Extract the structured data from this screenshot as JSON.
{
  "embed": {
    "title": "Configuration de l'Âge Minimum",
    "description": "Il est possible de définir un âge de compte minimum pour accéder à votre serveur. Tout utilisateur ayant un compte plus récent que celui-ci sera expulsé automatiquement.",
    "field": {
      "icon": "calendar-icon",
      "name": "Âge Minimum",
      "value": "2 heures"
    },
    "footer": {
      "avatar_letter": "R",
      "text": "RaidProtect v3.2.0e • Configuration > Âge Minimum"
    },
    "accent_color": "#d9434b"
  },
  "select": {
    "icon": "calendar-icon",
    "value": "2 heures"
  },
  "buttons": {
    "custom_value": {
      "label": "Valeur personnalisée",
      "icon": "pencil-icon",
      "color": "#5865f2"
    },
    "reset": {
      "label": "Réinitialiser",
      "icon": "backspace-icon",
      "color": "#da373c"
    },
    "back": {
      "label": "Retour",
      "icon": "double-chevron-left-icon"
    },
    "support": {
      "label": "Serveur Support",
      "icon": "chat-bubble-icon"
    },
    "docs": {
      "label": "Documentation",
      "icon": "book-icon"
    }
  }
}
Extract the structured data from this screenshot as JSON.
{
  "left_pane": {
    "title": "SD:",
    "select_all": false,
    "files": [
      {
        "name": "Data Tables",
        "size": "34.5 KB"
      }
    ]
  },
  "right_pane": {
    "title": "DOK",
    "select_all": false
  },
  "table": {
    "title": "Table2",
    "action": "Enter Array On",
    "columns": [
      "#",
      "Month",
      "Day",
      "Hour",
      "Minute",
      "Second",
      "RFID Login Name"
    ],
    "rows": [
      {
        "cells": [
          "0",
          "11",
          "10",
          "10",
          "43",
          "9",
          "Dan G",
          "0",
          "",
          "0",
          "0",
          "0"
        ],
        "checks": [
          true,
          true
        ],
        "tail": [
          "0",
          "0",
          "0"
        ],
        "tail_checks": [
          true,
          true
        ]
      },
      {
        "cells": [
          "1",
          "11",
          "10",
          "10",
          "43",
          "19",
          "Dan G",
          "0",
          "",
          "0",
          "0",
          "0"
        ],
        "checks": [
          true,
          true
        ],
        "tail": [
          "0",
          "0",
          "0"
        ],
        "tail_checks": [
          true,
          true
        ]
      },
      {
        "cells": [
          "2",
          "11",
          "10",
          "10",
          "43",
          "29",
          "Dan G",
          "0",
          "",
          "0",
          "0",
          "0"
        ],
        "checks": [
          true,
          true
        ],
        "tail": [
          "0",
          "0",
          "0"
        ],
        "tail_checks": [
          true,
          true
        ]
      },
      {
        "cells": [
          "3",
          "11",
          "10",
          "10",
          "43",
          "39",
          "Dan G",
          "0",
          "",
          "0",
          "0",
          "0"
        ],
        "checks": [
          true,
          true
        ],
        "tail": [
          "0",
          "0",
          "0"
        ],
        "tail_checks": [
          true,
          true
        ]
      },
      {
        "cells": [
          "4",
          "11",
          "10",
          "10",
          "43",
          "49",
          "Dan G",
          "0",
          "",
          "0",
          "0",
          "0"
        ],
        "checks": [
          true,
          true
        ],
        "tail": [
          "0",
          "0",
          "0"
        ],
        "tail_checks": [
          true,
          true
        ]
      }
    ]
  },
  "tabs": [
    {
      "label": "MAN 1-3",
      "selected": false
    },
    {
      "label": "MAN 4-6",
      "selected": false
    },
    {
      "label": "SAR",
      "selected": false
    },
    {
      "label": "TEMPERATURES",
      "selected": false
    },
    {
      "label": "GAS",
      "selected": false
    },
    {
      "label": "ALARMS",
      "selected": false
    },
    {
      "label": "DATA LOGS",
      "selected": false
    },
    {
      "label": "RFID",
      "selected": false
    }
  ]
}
********
Copy out all of the records above with nothing altered.

RESULT FOR THIS TASK:
Extract the structured data from this screenshot as JSON.
{
  "embed": {
    "title": "Configuration de l'Âge Minimum",
    "description": "Il est possible de définir un âge de compte minimum pour accéder à votre serveur. Tout utilisateur ayant un compte plus récent que celui-ci sera expulsé automatiquement.",
    "field": {
      "icon": "calendar-icon",
      "name": "Âge Minimum",
      "value": "2 heures"
    },
    "footer": {
      "avatar_letter": "R",
      "text": "RaidProtect v3.2.0e • Configuration > Âge Minimum"
    },
    "accent_color": "#d9434b"
  },
  "select": {
    "icon": "calendar-icon",
    "value": "2 heures"
  },
  "buttons": {
    "custom_value": {
      "label": "Valeur personnalisée",
      "icon": "pencil-icon",
      "color": "#5865f2"
    },
    "reset": {
      "label": "Réinitialiser",
      "icon": "backspace-icon",
      "color": "#da373c"
    },
    "back": {
      "label": "Retour",
      "icon": "double-chevron-left-icon"
    },
    "support": {
      "label": "Serveur Support",
      "icon": "chat-bubble-icon"
    },
    "docs": {
      "label": "Documentation",
      "icon": "book-icon"
    }
  }
}
Extract the structured data from this screenshot as JSON.
{
  "left_pane": {
    "title": "SD:",
    "select_all": false,
    "files": [
      {
        "name": "Data Tables",
        "size": "34.5 KB"
      }
    ]
  },
  "right_pane": {
    "title": "DOK",
    "select_all": false
  },
  "table": {
    "title": "Table2",
    "action": "Enter Array On",
    "columns": [
      "#",
      "Month",
      "Day",
      "Hour",
      "Minute",
      "Second",
      "RFID Login Name"
    ],
    "rows": [
      {
        "cells": [
          "0",
          "11",
          "10",
          "10",
          "43",
          "9",
          "Dan G",
          "0",
          "",
          "0",
          "0",
          "0"
        ],
        "checks": [
          true,
          true
        ],
        "tail": [
          "0",
          "0",
          "0"
        ],
        "tail_checks": [
          true,
          true
        ]
      },
      {
        "cells": [
          "1",
          "11",
          "10",
          "10",
          "43",
          "19",
          "Dan G",
          "0",
          "",
          "0",
          "0",
          "0"
        ],
        "checks": [
          true,
          true
        ],
        "tail": [
          "0",
          "0",
          "0"
        ],
        "tail_checks": [
          true,
          true
        ]
      },
      {
        "cells": [
          "2",
          "11",
          "10",
          "10",
          "43",
          "29",
          "Dan G",
          "0",
          "",
          "0",
          "0",
          "0"
        ],
        "checks": [
          true,
          true
        ],
        "tail": [
          "0",
          "0",
          "0"
        ],
        "tail_checks": [
          true,
          true
        ]
      },
      {
        "cells": [
          "3",
          "11",
          "10",
          "10",
          "43",
          "39",
          "Dan G",
          "0",
          "",
          "0",
          "0",
          "0"
        ],
        "checks": [
          true,
          true
        ],
        "tail": [
          "0",
          "0",
          "0"
        ],
        "tail_checks": [
          true,
          true
        ]
      },
      {
        "cells": [
          "4",
          "11",
          "10",
          "10",
          "43",
          "49",
          "Dan G",
          "0",
          "",
          "0",
          "0",
          "0"
        ],
        "checks": [
          true,
          true
        ],
        "tail": [
          "0",
          "0",
          "0"
        ],
        "tail_checks": [
          true,
          true
        ]
      }
    ]
  },
  "tabs": [
    {
      "label": "MAN 1-3",
      "selected": false
    },
    {
      "label": "MAN 4-6",
      "selected": false
    },
    {
      "label": "SAR",
      "selected": false
    },
    {
      "label": "TEMPERATURES",
      "selected": false
    },
    {
      "label": "GAS",
      "selected": false
    },
    {
      "label": "ALARMS",
      "selected": false
    },
    {
      "label": "DATA LOGS",
      "selected": false
    },
    {
      "label": "RFID",
      "selected": false
    }
  ]
}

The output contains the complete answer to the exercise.